> _PROBLEM TO SOLVE_
Below are the records. List every line holding the word "JSON".

> _GIVEN DATA_
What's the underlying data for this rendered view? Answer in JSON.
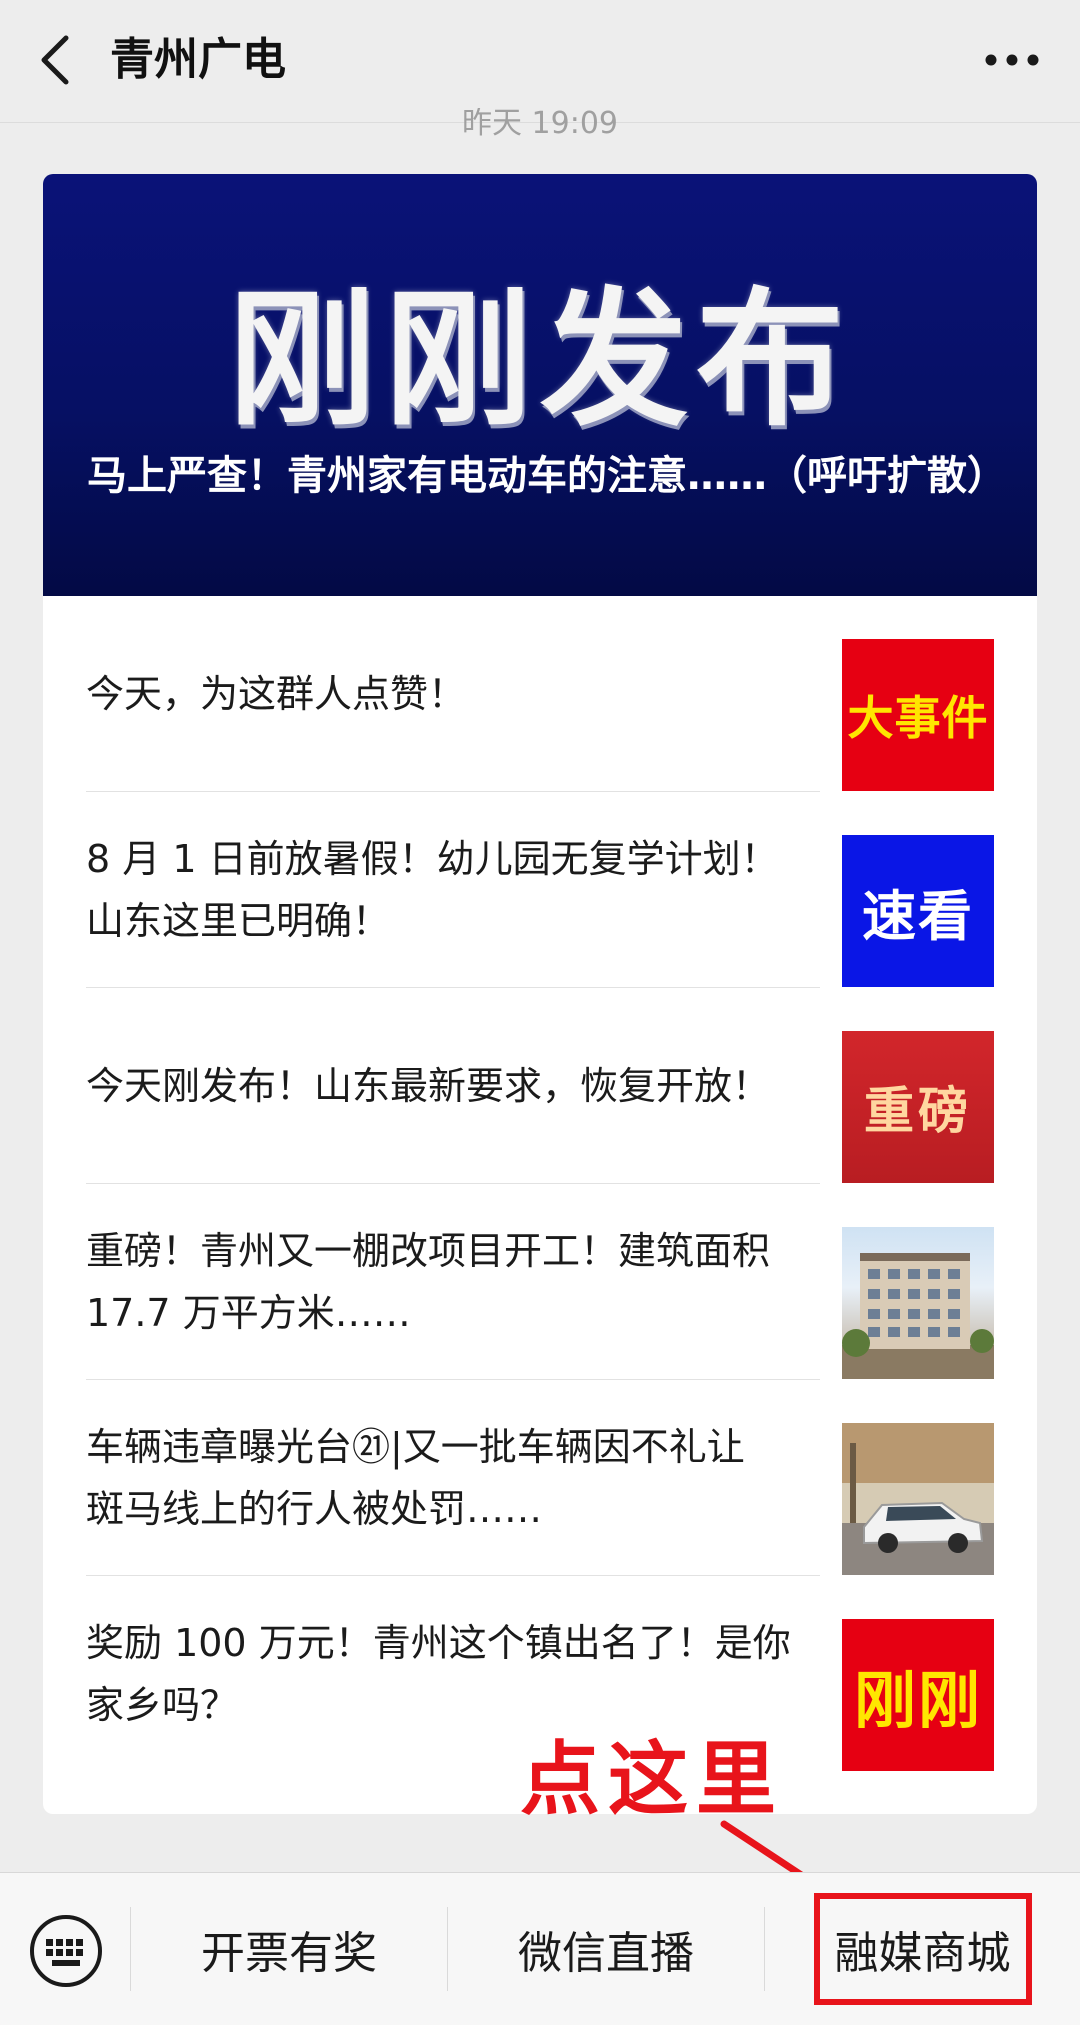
{
  "header": {
    "title": "青州广电",
    "back_icon": "chevron-left-icon",
    "more_icon": "more-dots-icon"
  },
  "timestamp": "昨天 19:09",
  "banner": {
    "headline": "刚刚发布",
    "caption": "马上严查！青州家有电动车的注意……（呼吁扩散）",
    "bg_color": "#061064"
  },
  "articles": [
    {
      "title_lines": [
        "今天，为这群人点赞！"
      ],
      "thumb_text": "大事件"
    },
    {
      "title_lines": [
        "8 月 1 日前放暑假！幼儿园无复学计划！",
        "山东这里已明确！"
      ],
      "thumb_text": "速看"
    },
    {
      "title_lines": [
        "今天刚发布！山东最新要求，恢复开放！"
      ],
      "thumb_text": "重磅"
    },
    {
      "title_lines": [
        "重磅！青州又一棚改项目开工！建筑面积",
        "17.7 万平方米……"
      ],
      "thumb_text": ""
    },
    {
      "title_lines": [
        "车辆违章曝光台㉑|又一批车辆因不礼让",
        "斑马线上的行人被处罚……"
      ],
      "thumb_text": ""
    },
    {
      "title_lines": [
        "奖励 100 万元！青州这个镇出名了！是你",
        "家乡吗？"
      ],
      "thumb_text": "刚刚"
    }
  ],
  "annotation": {
    "text": "点这里",
    "color": "#e8141b"
  },
  "menu": {
    "keyboard_icon": "keyboard-icon",
    "items": [
      "开票有奖",
      "微信直播",
      "融媒商城"
    ]
  }
}
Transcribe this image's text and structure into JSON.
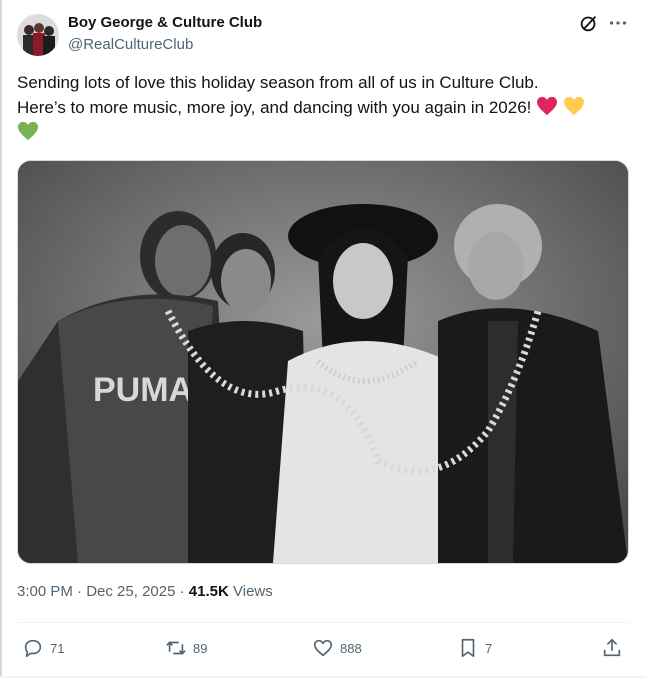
{
  "account": {
    "display_name": "Boy George & Culture Club",
    "handle": "@RealCultureClub"
  },
  "tweet": {
    "text_line1": "Sending lots of love this holiday season from all of us in Culture Club.",
    "text_line2": "Here’s to more music, more joy, and dancing with you again in 2026!",
    "emojis": [
      "red-heart",
      "yellow-heart",
      "green-heart"
    ]
  },
  "meta": {
    "time": "3:00 PM",
    "separator": "·",
    "date": "Dec 25, 2025",
    "views_count": "41.5K",
    "views_label": "Views"
  },
  "actions": {
    "replies": "71",
    "reposts": "89",
    "likes": "888",
    "bookmarks": "7"
  },
  "icons": {
    "header": [
      "grok-icon",
      "more-icon"
    ],
    "actions": [
      "reply-icon",
      "repost-icon",
      "like-icon",
      "bookmark-icon",
      "share-icon"
    ]
  },
  "colors": {
    "text": "#0f1419",
    "secondary": "#536471",
    "divider": "#eff3f4",
    "red_heart": "#e0245e",
    "yellow_heart": "#ffcc4d",
    "green_heart": "#77b255"
  }
}
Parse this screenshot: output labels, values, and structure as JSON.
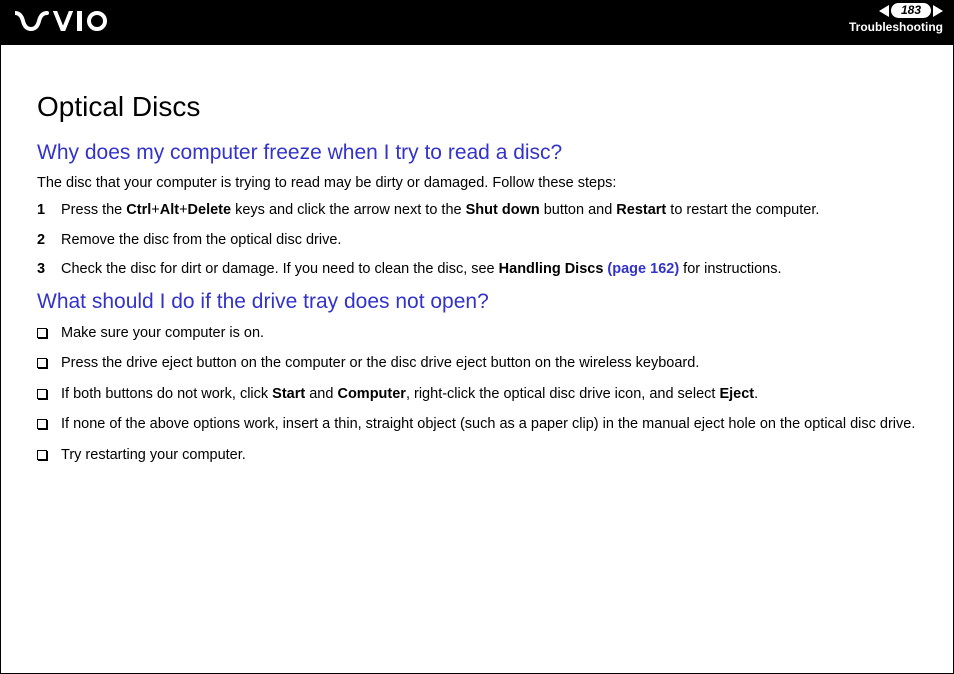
{
  "header": {
    "page_number": "183",
    "section": "Troubleshooting"
  },
  "page": {
    "title": "Optical Discs",
    "q1": {
      "heading": "Why does my computer freeze when I try to read a disc?",
      "intro": "The disc that your computer is trying to read may be dirty or damaged. Follow these steps:",
      "steps": [
        {
          "n": "1",
          "pre": "Press the ",
          "b1": "Ctrl",
          "mid1": "+",
          "b2": "Alt",
          "mid2": "+",
          "b3": "Delete",
          "mid3": " keys and click the arrow next to the ",
          "b4": "Shut down",
          "mid4": " button and ",
          "b5": "Restart",
          "post": " to restart the computer."
        },
        {
          "n": "2",
          "text": "Remove the disc from the optical disc drive."
        },
        {
          "n": "3",
          "pre": "Check the disc for dirt or damage. If you need to clean the disc, see ",
          "b1": "Handling Discs",
          "link": " (page 162)",
          "post": " for instructions."
        }
      ]
    },
    "q2": {
      "heading": "What should I do if the drive tray does not open?",
      "items": [
        {
          "text": "Make sure your computer is on."
        },
        {
          "text": "Press the drive eject button on the computer or the disc drive eject button on the wireless keyboard."
        },
        {
          "pre": "If both buttons do not work, click ",
          "b1": "Start",
          "mid1": " and ",
          "b2": "Computer",
          "mid2": ", right-click the optical disc drive icon, and select ",
          "b3": "Eject",
          "post": "."
        },
        {
          "text": "If none of the above options work, insert a thin, straight object (such as a paper clip) in the manual eject hole on the optical disc drive."
        },
        {
          "text": "Try restarting your computer."
        }
      ]
    }
  }
}
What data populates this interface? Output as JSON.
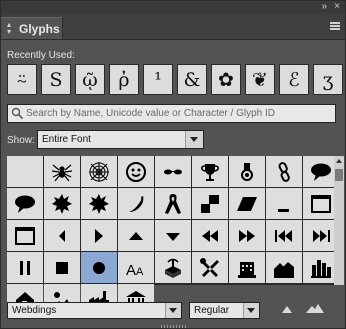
{
  "window": {
    "collapse_icon": "double-chevron-right-icon",
    "close_icon": "close-icon"
  },
  "tab": {
    "title": "Glyphs",
    "icon": "expand-collapse-arrows-icon"
  },
  "panel_menu_icon": "hamburger-menu-icon",
  "recent": {
    "label": "Recently Used:",
    "glyphs": [
      "⍨",
      "S",
      "ῷ",
      "ῤ",
      "¹",
      "&",
      "✿",
      "❦",
      "ℰ",
      "ʒ"
    ]
  },
  "search": {
    "placeholder": "Search by Name, Unicode value or Character / Glyph ID",
    "value": ""
  },
  "show": {
    "label": "Show:",
    "value": "Entire Font"
  },
  "grid": {
    "selected_index": 29,
    "cells": [
      {
        "icon": "blank-icon"
      },
      {
        "icon": "spider-icon"
      },
      {
        "icon": "spider-web-icon"
      },
      {
        "icon": "face-icon"
      },
      {
        "icon": "sunglasses-icon"
      },
      {
        "icon": "trophy-icon"
      },
      {
        "icon": "medal-icon"
      },
      {
        "icon": "chain-link-icon"
      },
      {
        "icon": "speech-bubble-icon"
      },
      {
        "icon": "speech-bubble-icon"
      },
      {
        "icon": "explosion-icon"
      },
      {
        "icon": "explosion-icon"
      },
      {
        "icon": "chili-pepper-icon"
      },
      {
        "icon": "ribbon-icon"
      },
      {
        "icon": "stacked-squares-icon"
      },
      {
        "icon": "parallelogram-icon"
      },
      {
        "icon": "underscore-icon"
      },
      {
        "icon": "window-icon"
      },
      {
        "icon": "window-icon"
      },
      {
        "icon": "triangle-left-icon"
      },
      {
        "icon": "triangle-right-icon"
      },
      {
        "icon": "triangle-up-icon"
      },
      {
        "icon": "triangle-down-icon"
      },
      {
        "icon": "rewind-icon"
      },
      {
        "icon": "fast-forward-icon"
      },
      {
        "icon": "skip-back-icon"
      },
      {
        "icon": "skip-forward-icon"
      },
      {
        "icon": "pause-icon"
      },
      {
        "icon": "stop-icon"
      },
      {
        "icon": "record-icon"
      },
      {
        "icon": "text-size-icon"
      },
      {
        "icon": "island-icon"
      },
      {
        "icon": "tools-icon"
      },
      {
        "icon": "building-icon"
      },
      {
        "icon": "houses-icon"
      },
      {
        "icon": "city-icon"
      },
      {
        "icon": "house-icon"
      },
      {
        "icon": "landscape-icon"
      },
      {
        "icon": "factory-icon"
      },
      {
        "icon": "bank-icon"
      }
    ]
  },
  "bottom": {
    "font": "Webdings",
    "style": "Regular",
    "zoom_out_icon": "small-mountain-icon",
    "zoom_in_icon": "large-mountain-icon"
  }
}
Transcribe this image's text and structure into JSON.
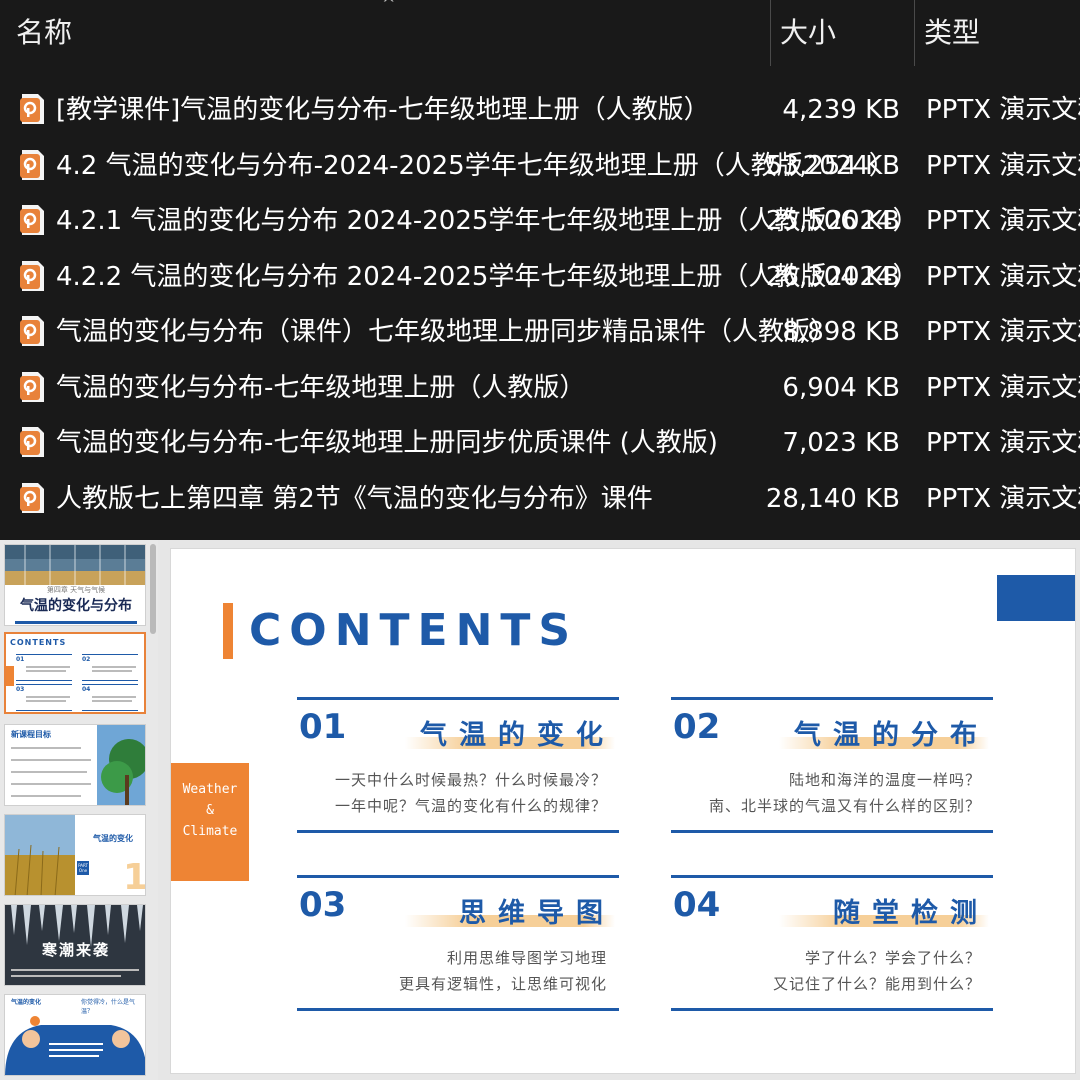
{
  "file_list": {
    "columns": {
      "name": "名称",
      "size": "大小",
      "type": "类型"
    },
    "sort_indicator": "^",
    "files": [
      {
        "name": "[教学课件]气温的变化与分布-七年级地理上册（人教版）",
        "size": "4,239 KB",
        "type": "PPTX 演示文稿"
      },
      {
        "name": "4.2 气温的变化与分布-2024-2025学年七年级地理上册（人教版2024）",
        "size": "53,254 KB",
        "type": "PPTX 演示文稿"
      },
      {
        "name": "4.2.1 气温的变化与分布 2024-2025学年七年级地理上册（人教版2024）",
        "size": "25,506 KB",
        "type": "PPTX 演示文稿"
      },
      {
        "name": "4.2.2 气温的变化与分布 2024-2025学年七年级地理上册（人教版2024）",
        "size": "26,304 KB",
        "type": "PPTX 演示文稿"
      },
      {
        "name": "气温的变化与分布（课件）七年级地理上册同步精品课件（人教版）",
        "size": "8,898 KB",
        "type": "PPTX 演示文稿"
      },
      {
        "name": "气温的变化与分布-七年级地理上册（人教版）",
        "size": "6,904 KB",
        "type": "PPTX 演示文稿"
      },
      {
        "name": "气温的变化与分布-七年级地理上册同步优质课件 (人教版)",
        "size": "7,023 KB",
        "type": "PPTX 演示文稿"
      },
      {
        "name": "人教版七上第四章 第2节《气温的变化与分布》课件",
        "size": "28,140 KB",
        "type": "PPTX 演示文稿"
      }
    ],
    "icon": "pptx-file-icon",
    "accent": "#e8823a"
  },
  "thumbnails": {
    "t1": {
      "title": "气温的变化与分布",
      "pre": "第四章 天气与气候"
    },
    "t2": {
      "title": "CONTENTS",
      "items": [
        "01",
        "02",
        "03",
        "04"
      ]
    },
    "t3": {
      "title": "新课程目标"
    },
    "t4": {
      "title": "气温的变化",
      "part": "PART One",
      "num": "1"
    },
    "t5": {
      "title": "寒潮来袭"
    },
    "t6": {
      "title": "气温的变化",
      "bubble": "你觉得冷，什么是气温？"
    }
  },
  "slide": {
    "title": "CONTENTS",
    "side_label": [
      "Weather",
      "&",
      "Climate"
    ],
    "colors": {
      "blue": "#1e5aa8",
      "orange": "#ee8434",
      "highlight": "#f6cf98"
    },
    "sections": [
      {
        "num": "01",
        "title": "气温的变化",
        "lines": [
          "一天中什么时候最热？什么时候最冷？",
          "一年中呢？气温的变化有什么的规律？"
        ]
      },
      {
        "num": "02",
        "title": "气温的分布",
        "lines": [
          "陆地和海洋的温度一样吗？",
          "南、北半球的气温又有什么样的区别？"
        ]
      },
      {
        "num": "03",
        "title": "思维导图",
        "lines": [
          "利用思维导图学习地理",
          "更具有逻辑性，让思维可视化"
        ]
      },
      {
        "num": "04",
        "title": "随堂检测",
        "lines": [
          "学了什么？学会了什么？",
          "又记住了什么？能用到什么？"
        ]
      }
    ]
  }
}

> _CORRECT OUTPUT_
What's the underlying data for this rendered view? Answer in JSON.
Transcribe this image's text and structure into JSON.
Parse this screenshot: output labels, values, and structure as JSON.
What data populates this interface? Output as JSON.
Transcribe this image's text and structure into JSON.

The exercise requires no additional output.